Recorded data
--- START ---

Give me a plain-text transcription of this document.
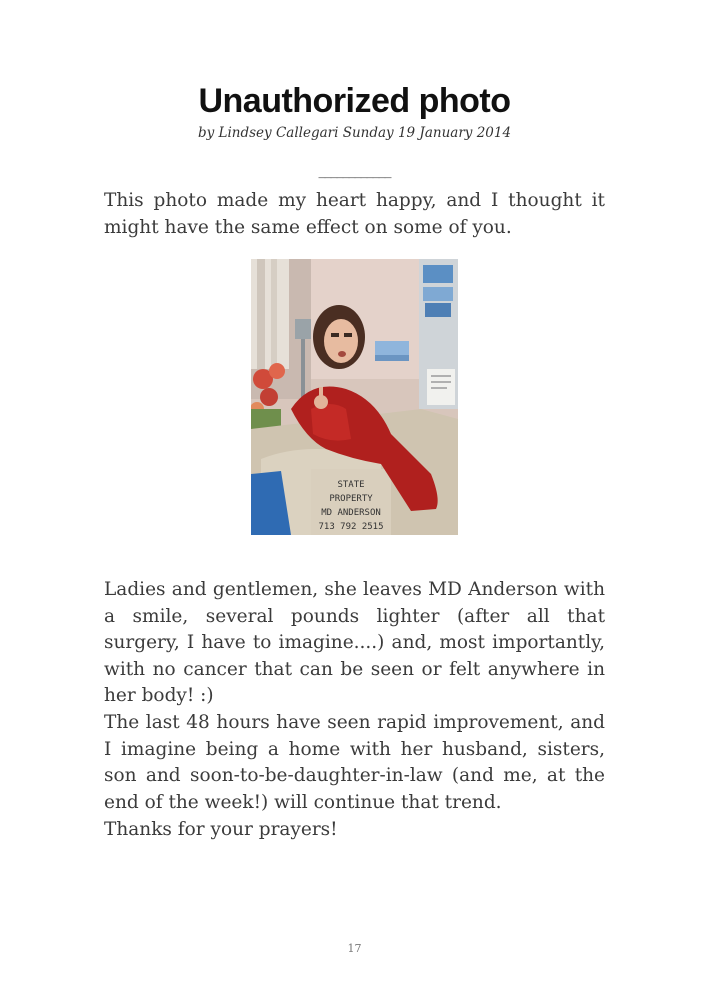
Unauthorized photo
by Lindsey Callegari Sunday 19 January 2014
____________

This photo made my heart happy, and I thought it might have the same effect on some of you.

STATE
PROPERTY
MD ANDERSON
713 792 2515

Ladies and gentlemen, she leaves MD Anderson with a smile, several pounds lighter (after all that surgery, I have to imagine....) and, most importantly, with no cancer that can be seen or felt anywhere in her body! :)

The last 48 hours have seen rapid improvement, and I imagine being a home with her husband, sisters, son and soon-to-be-daughter-in-law (and me, at the end of the week!) will continue that trend.

Thanks for your prayers!

17
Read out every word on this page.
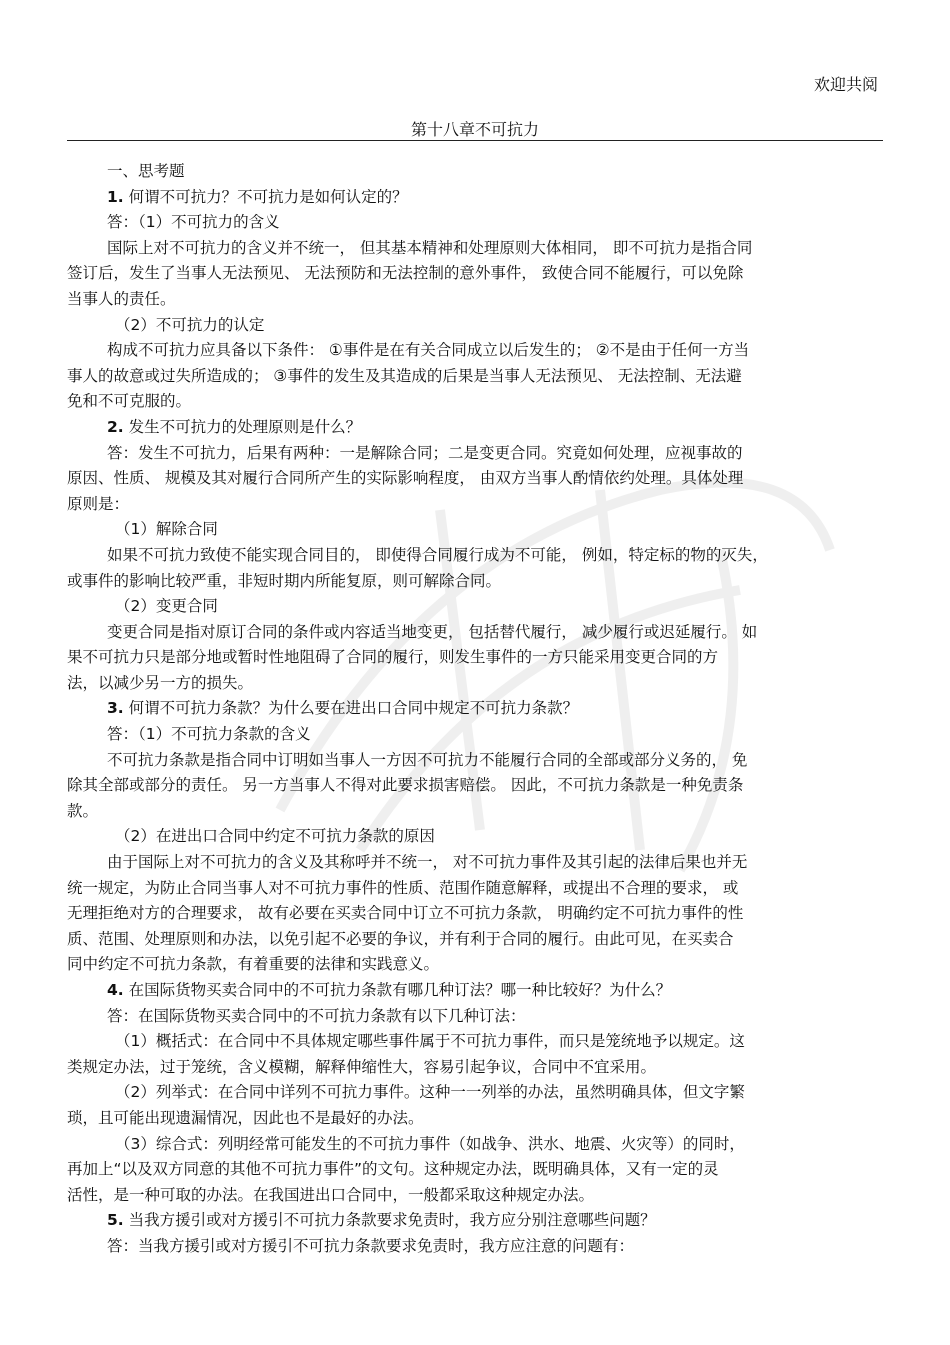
欢迎共阅
第十八章不可抗力
一、思考题
1. 何谓不可抗力？不可抗力是如何认定的？
答：（1）不可抗力的含义
国际上对不可抗力的含义并不统一， 但其基本精神和处理原则大体相同， 即不可抗力是指合同
签订后，发生了当事人无法预见、 无法预防和无法控制的意外事件， 致使合同不能履行，可以免除
当事人的责任。
（2）不可抗力的认定
构成不可抗力应具备以下条件： ①事件是在有关合同成立以后发生的； ②不是由于任何一方当
事人的故意或过失所造成的； ③事件的发生及其造成的后果是当事人无法预见、 无法控制、无法避
免和不可克服的。
2. 发生不可抗力的处理原则是什么？
答：发生不可抗力，后果有两种：一是解除合同；二是变更合同。究竟如何处理，应视事故的
原因、性质、 规模及其对履行合同所产生的实际影响程度， 由双方当事人酌情依约处理。具体处理
原则是：
（1）解除合同
如果不可抗力致使不能实现合同目的， 即使得合同履行成为不可能， 例如，特定标的物的灭失，
或事件的影响比较严重，非短时期内所能复原，则可解除合同。
（2）变更合同
变更合同是指对原订合同的条件或内容适当地变更， 包括替代履行， 减少履行或迟延履行。 如
果不可抗力只是部分地或暂时性地阻碍了合同的履行，则发生事件的一方只能采用变更合同的方
法，以减少另一方的损失。
3. 何谓不可抗力条款？为什么要在进出口合同中规定不可抗力条款？
答：（1）不可抗力条款的含义
不可抗力条款是指合同中订明如当事人一方因不可抗力不能履行合同的全部或部分义务的， 免
除其全部或部分的责任。 另一方当事人不得对此要求损害赔偿。 因此，不可抗力条款是一种免责条
款。
（2）在进出口合同中约定不可抗力条款的原因
由于国际上对不可抗力的含义及其称呼并不统一， 对不可抗力事件及其引起的法律后果也并无
统一规定，为防止合同当事人对不可抗力事件的性质、范围作随意解释，或提出不合理的要求， 或
无理拒绝对方的合理要求， 故有必要在买卖合同中订立不可抗力条款， 明确约定不可抗力事件的性
质、范围、处理原则和办法，以免引起不必要的争议，并有利于合同的履行。由此可见，在买卖合
同中约定不可抗力条款，有着重要的法律和实践意义。
4. 在国际货物买卖合同中的不可抗力条款有哪几种订法？哪一种比较好？为什么？
答：在国际货物买卖合同中的不可抗力条款有以下几种订法：
（1）概括式：在合同中不具体规定哪些事件属于不可抗力事件，而只是笼统地予以规定。这
类规定办法，过于笼统，含义模糊，解释伸缩性大，容易引起争议，合同中不宜采用。
（2）列举式：在合同中详列不可抗力事件。这种一一列举的办法，虽然明确具体，但文字繁
琐，且可能出现遗漏情况，因此也不是最好的办法。
（3）综合式：列明经常可能发生的不可抗力事件（如战争、洪水、地震、火灾等）的同时，
再加上“以及双方同意的其他不可抗力事件”的文句。这种规定办法，既明确具体，又有一定的灵
活性，是一种可取的办法。在我国进出口合同中，一般都采取这种规定办法。
5. 当我方援引或对方援引不可抗力条款要求免责时，我方应分别注意哪些问题？
答：当我方援引或对方援引不可抗力条款要求免责时，我方应注意的问题有：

--- END ---

[WHAT THE TASK ASKS] Reproduce the material in its entirety and word for word, without the pictures.

[RESPONSE TO THIS EXERCISE]
Give me a plain-text transcription of this document.
Unauthorized photo
by Lindsey Callegari Sunday 19 January 2014
____________

This photo made my heart happy, and I thought it might have the same effect on some of you.

STATE
PROPERTY
MD ANDERSON
713 792 2515

Ladies and gentlemen, she leaves MD Anderson with a smile, several pounds lighter (after all that surgery, I have to imagine....) and, most importantly, with no cancer that can be seen or felt anywhere in her body! :)

The last 48 hours have seen rapid improvement, and I imagine being a home with her husband, sisters, son and soon-to-be-daughter-in-law (and me, at the end of the week!) will continue that trend.

Thanks for your prayers!

17
Read out every word on this page.
欢迎共阅
第十八章不可抗力
一、思考题
1. 何谓不可抗力？不可抗力是如何认定的？
答：（1）不可抗力的含义
国际上对不可抗力的含义并不统一， 但其基本精神和处理原则大体相同， 即不可抗力是指合同
签订后，发生了当事人无法预见、 无法预防和无法控制的意外事件， 致使合同不能履行，可以免除
当事人的责任。
（2）不可抗力的认定
构成不可抗力应具备以下条件： ①事件是在有关合同成立以后发生的； ②不是由于任何一方当
事人的故意或过失所造成的； ③事件的发生及其造成的后果是当事人无法预见、 无法控制、无法避
免和不可克服的。
2. 发生不可抗力的处理原则是什么？
答：发生不可抗力，后果有两种：一是解除合同；二是变更合同。究竟如何处理，应视事故的
原因、性质、 规模及其对履行合同所产生的实际影响程度， 由双方当事人酌情依约处理。具体处理
原则是：
（1）解除合同
如果不可抗力致使不能实现合同目的， 即使得合同履行成为不可能， 例如，特定标的物的灭失，
或事件的影响比较严重，非短时期内所能复原，则可解除合同。
（2）变更合同
变更合同是指对原订合同的条件或内容适当地变更， 包括替代履行， 减少履行或迟延履行。 如
果不可抗力只是部分地或暂时性地阻碍了合同的履行，则发生事件的一方只能采用变更合同的方
法，以减少另一方的损失。
3. 何谓不可抗力条款？为什么要在进出口合同中规定不可抗力条款？
答：（1）不可抗力条款的含义
不可抗力条款是指合同中订明如当事人一方因不可抗力不能履行合同的全部或部分义务的， 免
除其全部或部分的责任。 另一方当事人不得对此要求损害赔偿。 因此，不可抗力条款是一种免责条
款。
（2）在进出口合同中约定不可抗力条款的原因
由于国际上对不可抗力的含义及其称呼并不统一， 对不可抗力事件及其引起的法律后果也并无
统一规定，为防止合同当事人对不可抗力事件的性质、范围作随意解释，或提出不合理的要求， 或
无理拒绝对方的合理要求， 故有必要在买卖合同中订立不可抗力条款， 明确约定不可抗力事件的性
质、范围、处理原则和办法，以免引起不必要的争议，并有利于合同的履行。由此可见，在买卖合
同中约定不可抗力条款，有着重要的法律和实践意义。
4. 在国际货物买卖合同中的不可抗力条款有哪几种订法？哪一种比较好？为什么？
答：在国际货物买卖合同中的不可抗力条款有以下几种订法：
（1）概括式：在合同中不具体规定哪些事件属于不可抗力事件，而只是笼统地予以规定。这
类规定办法，过于笼统，含义模糊，解释伸缩性大，容易引起争议，合同中不宜采用。
（2）列举式：在合同中详列不可抗力事件。这种一一列举的办法，虽然明确具体，但文字繁
琐，且可能出现遗漏情况，因此也不是最好的办法。
（3）综合式：列明经常可能发生的不可抗力事件（如战争、洪水、地震、火灾等）的同时，
再加上“以及双方同意的其他不可抗力事件”的文句。这种规定办法，既明确具体，又有一定的灵
活性，是一种可取的办法。在我国进出口合同中，一般都采取这种规定办法。
5. 当我方援引或对方援引不可抗力条款要求免责时，我方应分别注意哪些问题？
答：当我方援引或对方援引不可抗力条款要求免责时，我方应注意的问题有：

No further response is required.